*TASK DETAILS*
Below are some entries; can you quote all of them exactly?

*ENTRIES*
——
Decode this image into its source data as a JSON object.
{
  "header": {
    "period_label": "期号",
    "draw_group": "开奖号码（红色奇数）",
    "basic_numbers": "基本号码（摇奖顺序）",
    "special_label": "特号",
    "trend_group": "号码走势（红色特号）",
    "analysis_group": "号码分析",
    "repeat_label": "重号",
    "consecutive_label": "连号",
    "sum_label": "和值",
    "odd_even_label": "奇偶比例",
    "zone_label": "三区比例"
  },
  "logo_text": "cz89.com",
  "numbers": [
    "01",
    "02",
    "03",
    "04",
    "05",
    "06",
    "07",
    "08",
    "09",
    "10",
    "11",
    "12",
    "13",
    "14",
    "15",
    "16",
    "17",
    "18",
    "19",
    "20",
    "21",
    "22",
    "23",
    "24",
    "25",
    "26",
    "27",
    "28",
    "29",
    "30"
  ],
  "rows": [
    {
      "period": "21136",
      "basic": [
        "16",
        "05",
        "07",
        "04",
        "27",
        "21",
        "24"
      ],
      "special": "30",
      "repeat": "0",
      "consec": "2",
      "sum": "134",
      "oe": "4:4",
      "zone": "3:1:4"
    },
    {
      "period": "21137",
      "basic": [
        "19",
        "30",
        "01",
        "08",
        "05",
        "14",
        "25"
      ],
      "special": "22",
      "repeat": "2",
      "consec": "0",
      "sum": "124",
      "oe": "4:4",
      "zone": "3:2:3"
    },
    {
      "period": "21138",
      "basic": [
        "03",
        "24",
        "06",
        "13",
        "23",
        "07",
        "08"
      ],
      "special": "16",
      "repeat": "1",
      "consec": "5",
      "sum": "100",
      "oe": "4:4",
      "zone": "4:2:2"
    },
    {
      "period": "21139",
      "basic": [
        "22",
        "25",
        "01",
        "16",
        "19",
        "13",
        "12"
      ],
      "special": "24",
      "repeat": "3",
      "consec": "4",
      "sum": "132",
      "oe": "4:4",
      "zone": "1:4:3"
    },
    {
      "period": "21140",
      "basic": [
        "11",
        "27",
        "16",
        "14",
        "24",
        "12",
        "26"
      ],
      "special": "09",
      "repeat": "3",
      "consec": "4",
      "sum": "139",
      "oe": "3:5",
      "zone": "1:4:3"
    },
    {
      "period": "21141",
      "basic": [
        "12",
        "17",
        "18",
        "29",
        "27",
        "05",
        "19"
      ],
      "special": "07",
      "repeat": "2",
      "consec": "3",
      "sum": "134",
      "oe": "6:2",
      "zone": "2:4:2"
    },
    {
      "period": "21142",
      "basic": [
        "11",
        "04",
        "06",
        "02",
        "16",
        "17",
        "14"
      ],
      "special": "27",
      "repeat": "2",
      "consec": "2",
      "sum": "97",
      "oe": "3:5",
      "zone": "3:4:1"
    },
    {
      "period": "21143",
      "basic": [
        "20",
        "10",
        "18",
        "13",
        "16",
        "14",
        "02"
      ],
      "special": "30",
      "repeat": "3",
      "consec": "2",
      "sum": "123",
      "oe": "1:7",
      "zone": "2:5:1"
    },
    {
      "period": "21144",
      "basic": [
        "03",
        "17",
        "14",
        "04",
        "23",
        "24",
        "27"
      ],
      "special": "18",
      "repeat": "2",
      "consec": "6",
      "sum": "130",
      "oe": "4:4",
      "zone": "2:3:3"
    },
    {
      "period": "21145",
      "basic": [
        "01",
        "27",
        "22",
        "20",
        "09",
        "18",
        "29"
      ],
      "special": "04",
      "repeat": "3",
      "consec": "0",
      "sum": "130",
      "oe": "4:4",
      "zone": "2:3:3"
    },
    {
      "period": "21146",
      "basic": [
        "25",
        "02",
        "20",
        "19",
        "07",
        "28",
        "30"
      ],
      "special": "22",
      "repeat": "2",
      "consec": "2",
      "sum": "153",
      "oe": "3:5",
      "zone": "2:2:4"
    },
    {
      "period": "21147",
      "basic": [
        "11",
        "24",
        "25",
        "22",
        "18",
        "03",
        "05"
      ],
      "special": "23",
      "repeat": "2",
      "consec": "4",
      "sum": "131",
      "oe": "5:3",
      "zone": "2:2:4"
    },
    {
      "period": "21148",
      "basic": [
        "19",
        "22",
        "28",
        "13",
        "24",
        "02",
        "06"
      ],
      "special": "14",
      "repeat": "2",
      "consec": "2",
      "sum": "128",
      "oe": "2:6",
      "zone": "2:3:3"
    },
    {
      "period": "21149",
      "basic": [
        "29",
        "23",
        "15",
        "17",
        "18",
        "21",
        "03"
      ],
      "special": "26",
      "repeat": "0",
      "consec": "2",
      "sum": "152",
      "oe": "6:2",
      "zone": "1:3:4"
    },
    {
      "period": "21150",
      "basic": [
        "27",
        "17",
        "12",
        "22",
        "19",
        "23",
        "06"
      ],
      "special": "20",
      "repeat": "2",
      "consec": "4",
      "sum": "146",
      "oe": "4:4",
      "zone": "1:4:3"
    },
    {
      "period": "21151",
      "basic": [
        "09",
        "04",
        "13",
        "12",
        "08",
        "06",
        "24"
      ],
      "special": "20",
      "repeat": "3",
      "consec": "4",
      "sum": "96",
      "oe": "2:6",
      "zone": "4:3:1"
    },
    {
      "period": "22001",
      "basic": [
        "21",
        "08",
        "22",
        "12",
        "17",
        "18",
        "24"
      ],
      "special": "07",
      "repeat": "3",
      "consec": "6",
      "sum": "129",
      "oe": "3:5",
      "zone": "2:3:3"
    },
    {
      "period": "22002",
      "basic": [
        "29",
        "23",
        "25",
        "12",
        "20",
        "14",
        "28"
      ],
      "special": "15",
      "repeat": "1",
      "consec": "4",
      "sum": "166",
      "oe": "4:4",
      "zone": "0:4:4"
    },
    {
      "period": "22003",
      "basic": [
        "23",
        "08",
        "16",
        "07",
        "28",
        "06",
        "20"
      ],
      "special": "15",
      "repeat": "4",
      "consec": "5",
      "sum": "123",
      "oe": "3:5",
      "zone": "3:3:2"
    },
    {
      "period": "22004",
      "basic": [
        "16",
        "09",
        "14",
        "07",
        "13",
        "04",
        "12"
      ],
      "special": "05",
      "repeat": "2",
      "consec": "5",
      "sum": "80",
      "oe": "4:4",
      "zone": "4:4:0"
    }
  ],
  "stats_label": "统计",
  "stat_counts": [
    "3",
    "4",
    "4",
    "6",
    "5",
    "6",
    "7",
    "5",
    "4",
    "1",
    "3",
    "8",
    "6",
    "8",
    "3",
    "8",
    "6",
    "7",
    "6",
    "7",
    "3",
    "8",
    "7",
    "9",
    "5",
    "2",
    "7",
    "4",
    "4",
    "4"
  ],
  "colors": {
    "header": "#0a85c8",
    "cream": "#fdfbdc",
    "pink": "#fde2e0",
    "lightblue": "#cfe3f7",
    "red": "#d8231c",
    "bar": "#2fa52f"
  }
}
——
*REPLY*
Decode this image into its source data as a JSON object.
{
  "header": {
    "period_label": "期号",
    "draw_group": "开奖号码（红色奇数）",
    "basic_numbers": "基本号码（摇奖顺序）",
    "special_label": "特号",
    "trend_group": "号码走势（红色特号）",
    "analysis_group": "号码分析",
    "repeat_label": "重号",
    "consecutive_label": "连号",
    "sum_label": "和值",
    "odd_even_label": "奇偶比例",
    "zone_label": "三区比例"
  },
  "logo_text": "cz89.com",
  "numbers": [
    "01",
    "02",
    "03",
    "04",
    "05",
    "06",
    "07",
    "08",
    "09",
    "10",
    "11",
    "12",
    "13",
    "14",
    "15",
    "16",
    "17",
    "18",
    "19",
    "20",
    "21",
    "22",
    "23",
    "24",
    "25",
    "26",
    "27",
    "28",
    "29",
    "30"
  ],
  "rows": [
    {
      "period": "21136",
      "basic": [
        "16",
        "05",
        "07",
        "04",
        "27",
        "21",
        "24"
      ],
      "special": "30",
      "repeat": "0",
      "consec": "2",
      "sum": "134",
      "oe": "4:4",
      "zone": "3:1:4"
    },
    {
      "period": "21137",
      "basic": [
        "19",
        "30",
        "01",
        "08",
        "05",
        "14",
        "25"
      ],
      "special": "22",
      "repeat": "2",
      "consec": "0",
      "sum": "124",
      "oe": "4:4",
      "zone": "3:2:3"
    },
    {
      "period": "21138",
      "basic": [
        "03",
        "24",
        "06",
        "13",
        "23",
        "07",
        "08"
      ],
      "special": "16",
      "repeat": "1",
      "consec": "5",
      "sum": "100",
      "oe": "4:4",
      "zone": "4:2:2"
    },
    {
      "period": "21139",
      "basic": [
        "22",
        "25",
        "01",
        "16",
        "19",
        "13",
        "12"
      ],
      "special": "24",
      "repeat": "3",
      "consec": "4",
      "sum": "132",
      "oe": "4:4",
      "zone": "1:4:3"
    },
    {
      "period": "21140",
      "basic": [
        "11",
        "27",
        "16",
        "14",
        "24",
        "12",
        "26"
      ],
      "special": "09",
      "repeat": "3",
      "consec": "4",
      "sum": "139",
      "oe": "3:5",
      "zone": "1:4:3"
    },
    {
      "period": "21141",
      "basic": [
        "12",
        "17",
        "18",
        "29",
        "27",
        "05",
        "19"
      ],
      "special": "07",
      "repeat": "2",
      "consec": "3",
      "sum": "134",
      "oe": "6:2",
      "zone": "2:4:2"
    },
    {
      "period": "21142",
      "basic": [
        "11",
        "04",
        "06",
        "02",
        "16",
        "17",
        "14"
      ],
      "special": "27",
      "repeat": "2",
      "consec": "2",
      "sum": "97",
      "oe": "3:5",
      "zone": "3:4:1"
    },
    {
      "period": "21143",
      "basic": [
        "20",
        "10",
        "18",
        "13",
        "16",
        "14",
        "02"
      ],
      "special": "30",
      "repeat": "3",
      "consec": "2",
      "sum": "123",
      "oe": "1:7",
      "zone": "2:5:1"
    },
    {
      "period": "21144",
      "basic": [
        "03",
        "17",
        "14",
        "04",
        "23",
        "24",
        "27"
      ],
      "special": "18",
      "repeat": "2",
      "consec": "6",
      "sum": "130",
      "oe": "4:4",
      "zone": "2:3:3"
    },
    {
      "period": "21145",
      "basic": [
        "01",
        "27",
        "22",
        "20",
        "09",
        "18",
        "29"
      ],
      "special": "04",
      "repeat": "3",
      "consec": "0",
      "sum": "130",
      "oe": "4:4",
      "zone": "2:3:3"
    },
    {
      "period": "21146",
      "basic": [
        "25",
        "02",
        "20",
        "19",
        "07",
        "28",
        "30"
      ],
      "special": "22",
      "repeat": "2",
      "consec": "2",
      "sum": "153",
      "oe": "3:5",
      "zone": "2:2:4"
    },
    {
      "period": "21147",
      "basic": [
        "11",
        "24",
        "25",
        "22",
        "18",
        "03",
        "05"
      ],
      "special": "23",
      "repeat": "2",
      "consec": "4",
      "sum": "131",
      "oe": "5:3",
      "zone": "2:2:4"
    },
    {
      "period": "21148",
      "basic": [
        "19",
        "22",
        "28",
        "13",
        "24",
        "02",
        "06"
      ],
      "special": "14",
      "repeat": "2",
      "consec": "2",
      "sum": "128",
      "oe": "2:6",
      "zone": "2:3:3"
    },
    {
      "period": "21149",
      "basic": [
        "29",
        "23",
        "15",
        "17",
        "18",
        "21",
        "03"
      ],
      "special": "26",
      "repeat": "0",
      "consec": "2",
      "sum": "152",
      "oe": "6:2",
      "zone": "1:3:4"
    },
    {
      "period": "21150",
      "basic": [
        "27",
        "17",
        "12",
        "22",
        "19",
        "23",
        "06"
      ],
      "special": "20",
      "repeat": "2",
      "consec": "4",
      "sum": "146",
      "oe": "4:4",
      "zone": "1:4:3"
    },
    {
      "period": "21151",
      "basic": [
        "09",
        "04",
        "13",
        "12",
        "08",
        "06",
        "24"
      ],
      "special": "20",
      "repeat": "3",
      "consec": "4",
      "sum": "96",
      "oe": "2:6",
      "zone": "4:3:1"
    },
    {
      "period": "22001",
      "basic": [
        "21",
        "08",
        "22",
        "12",
        "17",
        "18",
        "24"
      ],
      "special": "07",
      "repeat": "3",
      "consec": "6",
      "sum": "129",
      "oe": "3:5",
      "zone": "2:3:3"
    },
    {
      "period": "22002",
      "basic": [
        "29",
        "23",
        "25",
        "12",
        "20",
        "14",
        "28"
      ],
      "special": "15",
      "repeat": "1",
      "consec": "4",
      "sum": "166",
      "oe": "4:4",
      "zone": "0:4:4"
    },
    {
      "period": "22003",
      "basic": [
        "23",
        "08",
        "16",
        "07",
        "28",
        "06",
        "20"
      ],
      "special": "15",
      "repeat": "4",
      "consec": "5",
      "sum": "123",
      "oe": "3:5",
      "zone": "3:3:2"
    },
    {
      "period": "22004",
      "basic": [
        "16",
        "09",
        "14",
        "07",
        "13",
        "04",
        "12"
      ],
      "special": "05",
      "repeat": "2",
      "consec": "5",
      "sum": "80",
      "oe": "4:4",
      "zone": "4:4:0"
    }
  ],
  "stats_label": "统计",
  "stat_counts": [
    "3",
    "4",
    "4",
    "6",
    "5",
    "6",
    "7",
    "5",
    "4",
    "1",
    "3",
    "8",
    "6",
    "8",
    "3",
    "8",
    "6",
    "7",
    "6",
    "7",
    "3",
    "8",
    "7",
    "9",
    "5",
    "2",
    "7",
    "4",
    "4",
    "4"
  ],
  "colors": {
    "header": "#0a85c8",
    "cream": "#fdfbdc",
    "pink": "#fde2e0",
    "lightblue": "#cfe3f7",
    "red": "#d8231c",
    "bar": "#2fa52f"
  }
}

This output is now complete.